Return every line of the records below word for word, omitting the pictures.
========
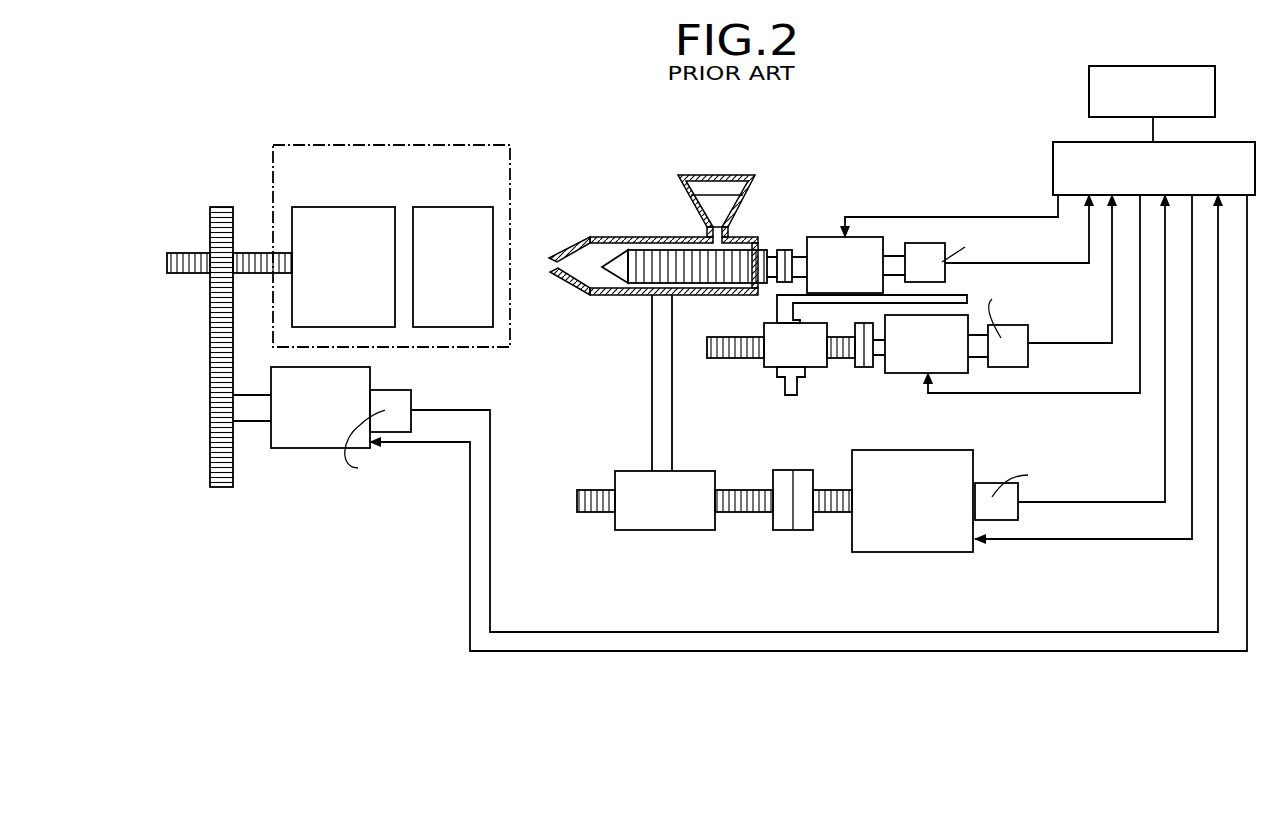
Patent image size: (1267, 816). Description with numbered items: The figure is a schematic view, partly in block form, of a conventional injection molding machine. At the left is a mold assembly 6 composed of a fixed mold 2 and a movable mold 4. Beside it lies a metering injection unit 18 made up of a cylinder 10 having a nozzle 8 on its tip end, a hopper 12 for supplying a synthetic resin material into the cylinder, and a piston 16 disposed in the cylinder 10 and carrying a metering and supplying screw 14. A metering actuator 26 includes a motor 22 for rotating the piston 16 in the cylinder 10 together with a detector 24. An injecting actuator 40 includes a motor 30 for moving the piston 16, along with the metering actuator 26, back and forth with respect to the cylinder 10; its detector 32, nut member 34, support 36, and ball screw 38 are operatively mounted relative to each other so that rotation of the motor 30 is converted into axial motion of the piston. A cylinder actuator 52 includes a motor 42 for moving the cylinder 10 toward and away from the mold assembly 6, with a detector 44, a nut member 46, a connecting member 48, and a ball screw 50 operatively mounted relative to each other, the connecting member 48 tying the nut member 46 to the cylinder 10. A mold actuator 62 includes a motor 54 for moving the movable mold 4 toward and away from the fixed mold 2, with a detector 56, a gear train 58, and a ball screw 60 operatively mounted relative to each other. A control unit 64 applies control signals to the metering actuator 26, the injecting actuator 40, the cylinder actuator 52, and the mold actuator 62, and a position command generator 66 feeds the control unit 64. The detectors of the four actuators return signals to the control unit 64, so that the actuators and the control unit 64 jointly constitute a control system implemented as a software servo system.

The fixed mold 2 is at (451, 207).
The movable mold 4 is at (340, 207).
The mold assembly 6 is at (408, 145).
The nozzle 8 is at (556, 254).
The cylinder 10 is at (590, 238).
The hopper 12 is at (690, 185).
The metering and supplying screw 14 is at (668, 255).
The piston 16 is at (633, 250).
The metering injection unit 18 is at (718, 167).
The motor 22 is at (827, 246).
The detector 24 is at (935, 262).
The metering actuator 26 is at (888, 172).
The motor 30 is at (908, 368).
The detector 32 is at (1012, 366).
The nut member 34 is at (817, 358).
The support 36 is at (890, 296).
The ball screw 38 is at (748, 358).
The injecting actuator 40 is at (718, 376).
The motor 42 is at (932, 542).
The detector 44 is at (1000, 518).
The nut member 46 is at (688, 522).
The connecting member 48 is at (652, 398).
The ball screw 50 is at (760, 512).
The cylinder actuator 52 is at (631, 556).
The motor 54 is at (353, 382).
The detector 56 is at (402, 402).
The gear train 58 is at (200, 353).
The ball screw 60 is at (190, 274).
The mold actuator 62 is at (348, 505).
The control unit 64 is at (1075, 142).
The position command generator 66 is at (1148, 66).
========
Correct result ▸
Patent image size: (1267, 816). Description with numbered items: The figure is a schematic view, partly in block form, of a conventional injection molding machine. At the left is a mold assembly 6 composed of a fixed mold 2 and a movable mold 4. Beside it lies a metering injection unit 18 made up of a cylinder 10 having a nozzle 8 on its tip end, a hopper 12 for supplying a synthetic resin material into the cylinder, and a piston 16 disposed in the cylinder 10 and carrying a metering and supplying screw 14. A metering actuator 26 includes a motor 22 for rotating the piston 16 in the cylinder 10 together with a detector 24. An injecting actuator 40 includes a motor 30 for moving the piston 16, along with the metering actuator 26, back and forth with respect to the cylinder 10; its detector 32, nut member 34, support 36, and ball screw 38 are operatively mounted relative to each other so that rotation of the motor 30 is converted into axial motion of the piston. A cylinder actuator 52 includes a motor 42 for moving the cylinder 10 toward and away from the mold assembly 6, with a detector 44, a nut member 46, a connecting member 48, and a ball screw 50 operatively mounted relative to each other, the connecting member 48 tying the nut member 46 to the cylinder 10. A mold actuator 62 includes a motor 54 for moving the movable mold 4 toward and away from the fixed mold 2, with a detector 56, a gear train 58, and a ball screw 60 operatively mounted relative to each other. A control unit 64 applies control signals to the metering actuator 26, the injecting actuator 40, the cylinder actuator 52, and the mold actuator 62, and a position command generator 66 feeds the control unit 64. The detectors of the four actuators return signals to the control unit 64, so that the actuators and the control unit 64 jointly constitute a control system implemented as a software servo system.

The fixed mold 2 is at (451, 207).
The movable mold 4 is at (340, 207).
The mold assembly 6 is at (408, 145).
The nozzle 8 is at (556, 254).
The cylinder 10 is at (590, 238).
The hopper 12 is at (690, 185).
The metering and supplying screw 14 is at (668, 255).
The piston 16 is at (633, 250).
The metering injection unit 18 is at (718, 167).
The motor 22 is at (827, 246).
The detector 24 is at (935, 262).
The metering actuator 26 is at (888, 172).
The motor 30 is at (908, 368).
The detector 32 is at (1012, 366).
The nut member 34 is at (817, 358).
The support 36 is at (890, 296).
The ball screw 38 is at (748, 358).
The injecting actuator 40 is at (718, 376).
The motor 42 is at (932, 542).
The detector 44 is at (1000, 518).
The nut member 46 is at (688, 522).
The connecting member 48 is at (652, 398).
The ball screw 50 is at (760, 512).
The cylinder actuator 52 is at (631, 556).
The motor 54 is at (353, 382).
The detector 56 is at (402, 402).
The gear train 58 is at (200, 353).
The ball screw 60 is at (190, 274).
The mold actuator 62 is at (348, 505).
The control unit 64 is at (1075, 142).
The position command generator 66 is at (1148, 66).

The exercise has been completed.